» What you should do
Note each line of the listing that contains the string "Takings", and copy it.

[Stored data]
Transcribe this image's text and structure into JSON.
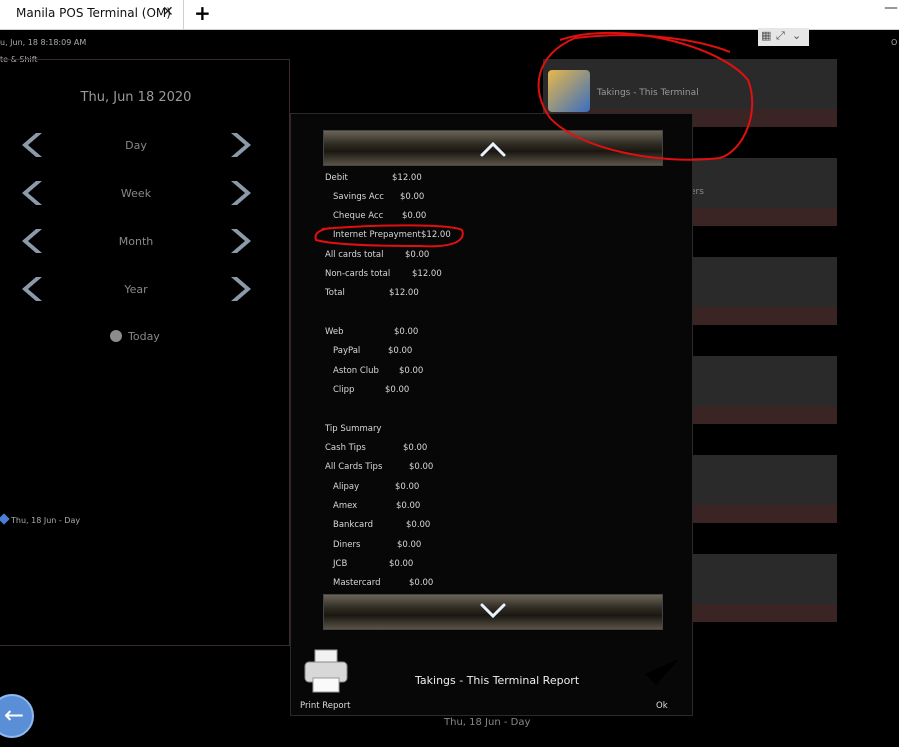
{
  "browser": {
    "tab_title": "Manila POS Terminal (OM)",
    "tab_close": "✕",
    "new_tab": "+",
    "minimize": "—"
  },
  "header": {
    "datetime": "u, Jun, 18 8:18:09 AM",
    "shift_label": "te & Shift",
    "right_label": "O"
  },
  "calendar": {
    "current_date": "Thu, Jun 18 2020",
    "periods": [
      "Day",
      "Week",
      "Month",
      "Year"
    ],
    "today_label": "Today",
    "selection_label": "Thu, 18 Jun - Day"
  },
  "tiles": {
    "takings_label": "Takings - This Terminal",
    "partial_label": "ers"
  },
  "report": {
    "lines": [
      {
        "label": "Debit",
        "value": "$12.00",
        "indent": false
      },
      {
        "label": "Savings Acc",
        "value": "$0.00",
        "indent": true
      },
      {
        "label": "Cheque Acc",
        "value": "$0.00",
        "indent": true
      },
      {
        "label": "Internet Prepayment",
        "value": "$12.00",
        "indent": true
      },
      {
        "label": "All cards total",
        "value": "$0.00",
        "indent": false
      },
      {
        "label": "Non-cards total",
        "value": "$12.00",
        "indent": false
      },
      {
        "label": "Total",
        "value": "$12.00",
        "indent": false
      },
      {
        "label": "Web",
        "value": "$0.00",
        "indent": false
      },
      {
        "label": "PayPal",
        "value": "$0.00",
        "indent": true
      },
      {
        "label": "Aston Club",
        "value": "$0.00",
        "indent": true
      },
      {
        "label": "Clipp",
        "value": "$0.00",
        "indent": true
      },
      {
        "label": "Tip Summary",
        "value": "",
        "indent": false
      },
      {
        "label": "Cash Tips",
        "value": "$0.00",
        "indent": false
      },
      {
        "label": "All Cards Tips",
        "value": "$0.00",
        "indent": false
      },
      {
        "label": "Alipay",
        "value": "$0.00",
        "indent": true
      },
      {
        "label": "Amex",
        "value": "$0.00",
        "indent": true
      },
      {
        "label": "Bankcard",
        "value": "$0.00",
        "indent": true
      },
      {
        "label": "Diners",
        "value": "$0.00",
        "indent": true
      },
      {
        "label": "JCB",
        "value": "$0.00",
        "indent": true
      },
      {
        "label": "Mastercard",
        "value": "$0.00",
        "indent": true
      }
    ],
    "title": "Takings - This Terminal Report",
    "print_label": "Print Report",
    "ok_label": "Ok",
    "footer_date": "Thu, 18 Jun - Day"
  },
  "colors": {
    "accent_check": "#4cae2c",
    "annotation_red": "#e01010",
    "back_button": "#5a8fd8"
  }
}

...

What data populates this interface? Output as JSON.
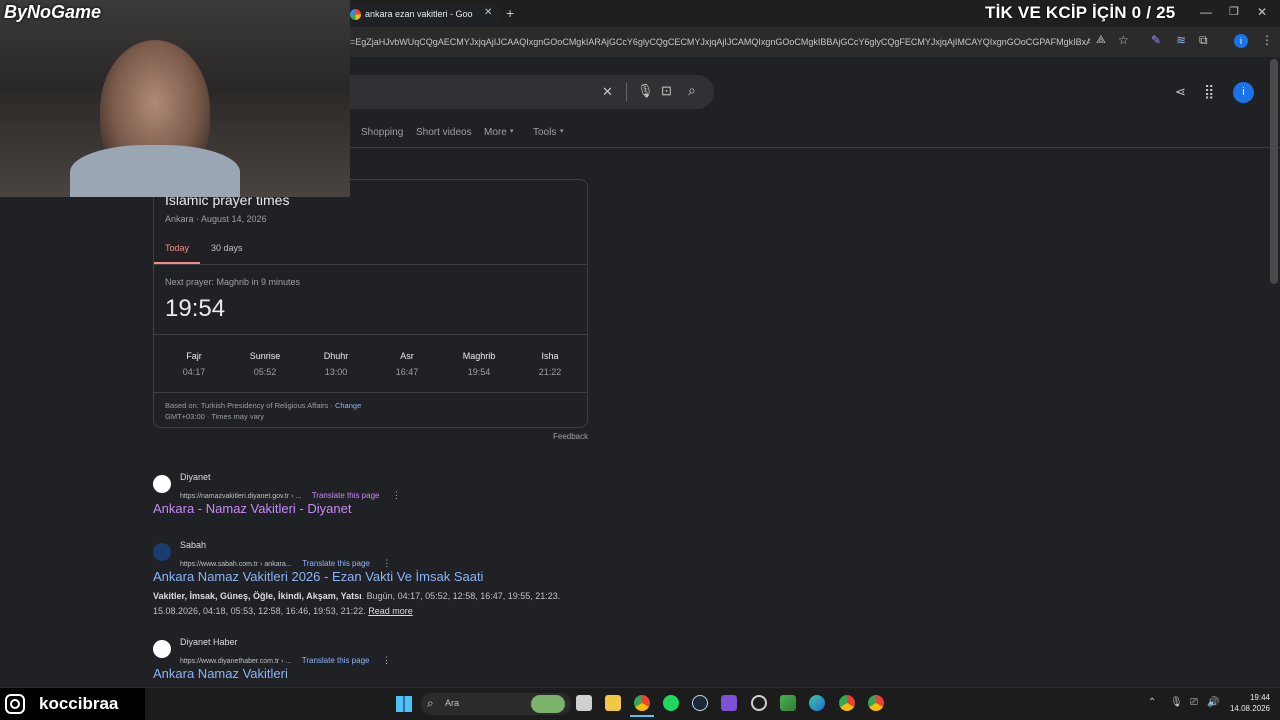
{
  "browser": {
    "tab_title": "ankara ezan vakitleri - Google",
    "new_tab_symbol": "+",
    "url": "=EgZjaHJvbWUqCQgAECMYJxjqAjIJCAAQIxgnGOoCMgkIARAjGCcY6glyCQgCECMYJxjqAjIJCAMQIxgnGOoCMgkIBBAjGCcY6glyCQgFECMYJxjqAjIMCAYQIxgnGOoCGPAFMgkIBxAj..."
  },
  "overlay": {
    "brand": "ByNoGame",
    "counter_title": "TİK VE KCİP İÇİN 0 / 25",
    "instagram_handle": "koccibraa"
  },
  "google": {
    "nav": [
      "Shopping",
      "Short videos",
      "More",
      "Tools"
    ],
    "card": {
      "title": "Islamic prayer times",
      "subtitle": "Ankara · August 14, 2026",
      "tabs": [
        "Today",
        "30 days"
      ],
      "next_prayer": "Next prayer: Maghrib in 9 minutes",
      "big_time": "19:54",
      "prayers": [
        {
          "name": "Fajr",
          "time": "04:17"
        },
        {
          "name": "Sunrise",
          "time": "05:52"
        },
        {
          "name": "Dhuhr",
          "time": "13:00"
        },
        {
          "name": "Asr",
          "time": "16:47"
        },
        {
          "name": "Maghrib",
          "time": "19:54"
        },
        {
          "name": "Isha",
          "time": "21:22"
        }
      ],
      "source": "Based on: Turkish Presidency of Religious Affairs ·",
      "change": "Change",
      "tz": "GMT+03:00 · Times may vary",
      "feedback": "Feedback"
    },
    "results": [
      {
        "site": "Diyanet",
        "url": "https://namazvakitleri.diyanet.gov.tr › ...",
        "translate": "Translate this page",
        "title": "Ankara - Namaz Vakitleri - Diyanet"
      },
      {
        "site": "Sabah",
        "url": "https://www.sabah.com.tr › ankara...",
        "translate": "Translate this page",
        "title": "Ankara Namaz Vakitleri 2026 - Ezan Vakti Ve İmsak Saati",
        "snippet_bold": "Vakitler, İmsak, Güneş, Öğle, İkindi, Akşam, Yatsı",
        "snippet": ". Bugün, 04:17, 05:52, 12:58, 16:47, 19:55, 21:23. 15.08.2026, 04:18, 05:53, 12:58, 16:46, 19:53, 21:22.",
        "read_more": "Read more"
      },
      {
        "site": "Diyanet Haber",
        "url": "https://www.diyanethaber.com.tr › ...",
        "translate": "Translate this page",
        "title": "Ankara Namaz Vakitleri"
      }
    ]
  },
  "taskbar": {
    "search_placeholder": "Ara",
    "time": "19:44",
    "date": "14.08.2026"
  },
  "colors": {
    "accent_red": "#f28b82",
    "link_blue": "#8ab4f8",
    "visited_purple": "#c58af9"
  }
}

--

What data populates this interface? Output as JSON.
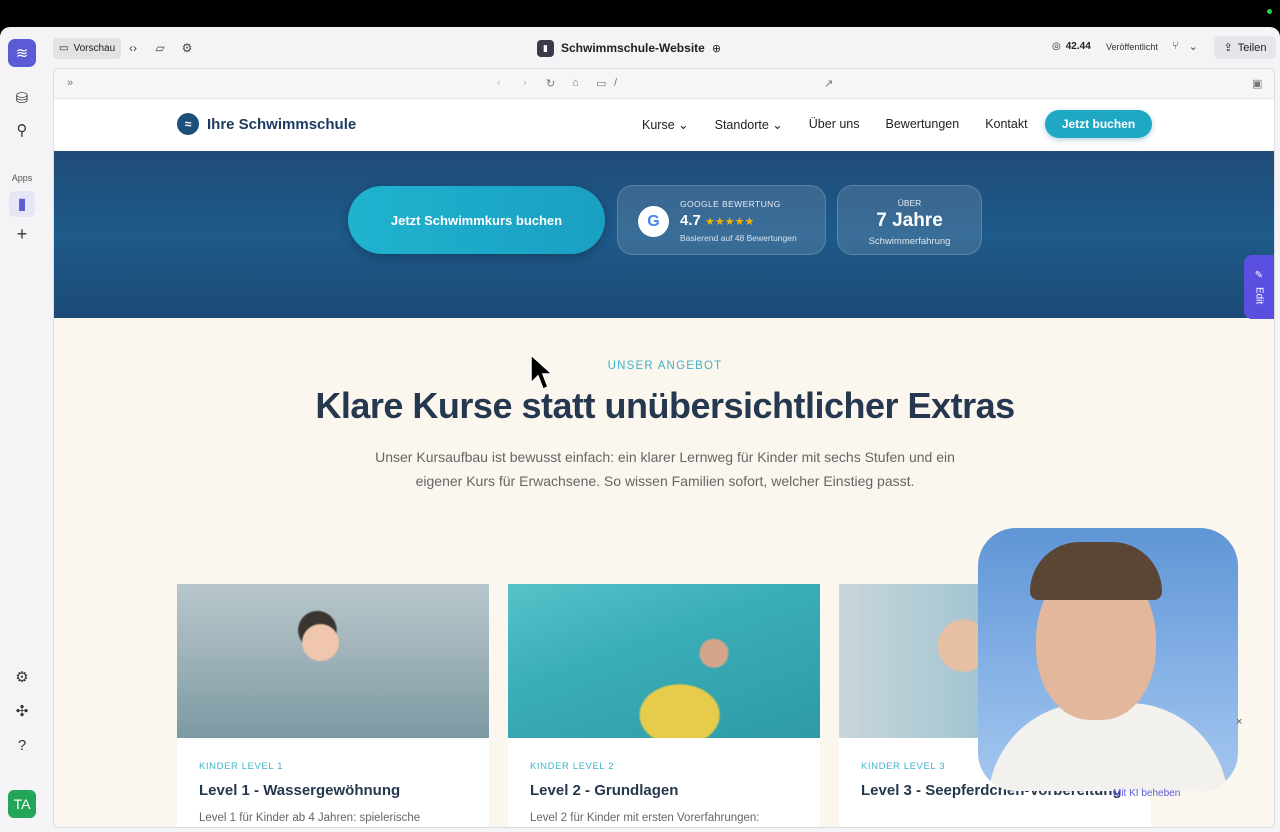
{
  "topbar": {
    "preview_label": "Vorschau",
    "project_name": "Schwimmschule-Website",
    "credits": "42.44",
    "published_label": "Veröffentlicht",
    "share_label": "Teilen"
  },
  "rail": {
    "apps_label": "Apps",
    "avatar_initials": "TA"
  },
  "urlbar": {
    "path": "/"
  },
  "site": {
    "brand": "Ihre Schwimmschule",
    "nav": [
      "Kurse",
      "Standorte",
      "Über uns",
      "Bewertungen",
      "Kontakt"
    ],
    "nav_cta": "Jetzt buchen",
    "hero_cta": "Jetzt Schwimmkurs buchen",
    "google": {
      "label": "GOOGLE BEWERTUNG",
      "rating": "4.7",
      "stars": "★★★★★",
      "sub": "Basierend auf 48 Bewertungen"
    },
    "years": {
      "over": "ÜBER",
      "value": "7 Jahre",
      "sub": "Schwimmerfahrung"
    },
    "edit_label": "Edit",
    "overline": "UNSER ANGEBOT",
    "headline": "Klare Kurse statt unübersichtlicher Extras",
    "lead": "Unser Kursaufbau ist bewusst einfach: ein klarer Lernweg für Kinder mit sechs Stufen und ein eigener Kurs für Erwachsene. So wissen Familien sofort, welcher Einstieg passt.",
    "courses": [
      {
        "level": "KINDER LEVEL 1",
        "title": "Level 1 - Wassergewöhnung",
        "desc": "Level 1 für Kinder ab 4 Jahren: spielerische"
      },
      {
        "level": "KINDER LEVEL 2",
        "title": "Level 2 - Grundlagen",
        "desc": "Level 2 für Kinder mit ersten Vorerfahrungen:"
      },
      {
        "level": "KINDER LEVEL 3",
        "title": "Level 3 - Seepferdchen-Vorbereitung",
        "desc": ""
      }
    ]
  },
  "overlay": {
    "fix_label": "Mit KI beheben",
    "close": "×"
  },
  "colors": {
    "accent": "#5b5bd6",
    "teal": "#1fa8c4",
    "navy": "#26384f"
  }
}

» Solution
    "takings_label": "Takings - This Terminal",
    "title": "Takings - This Terminal Report",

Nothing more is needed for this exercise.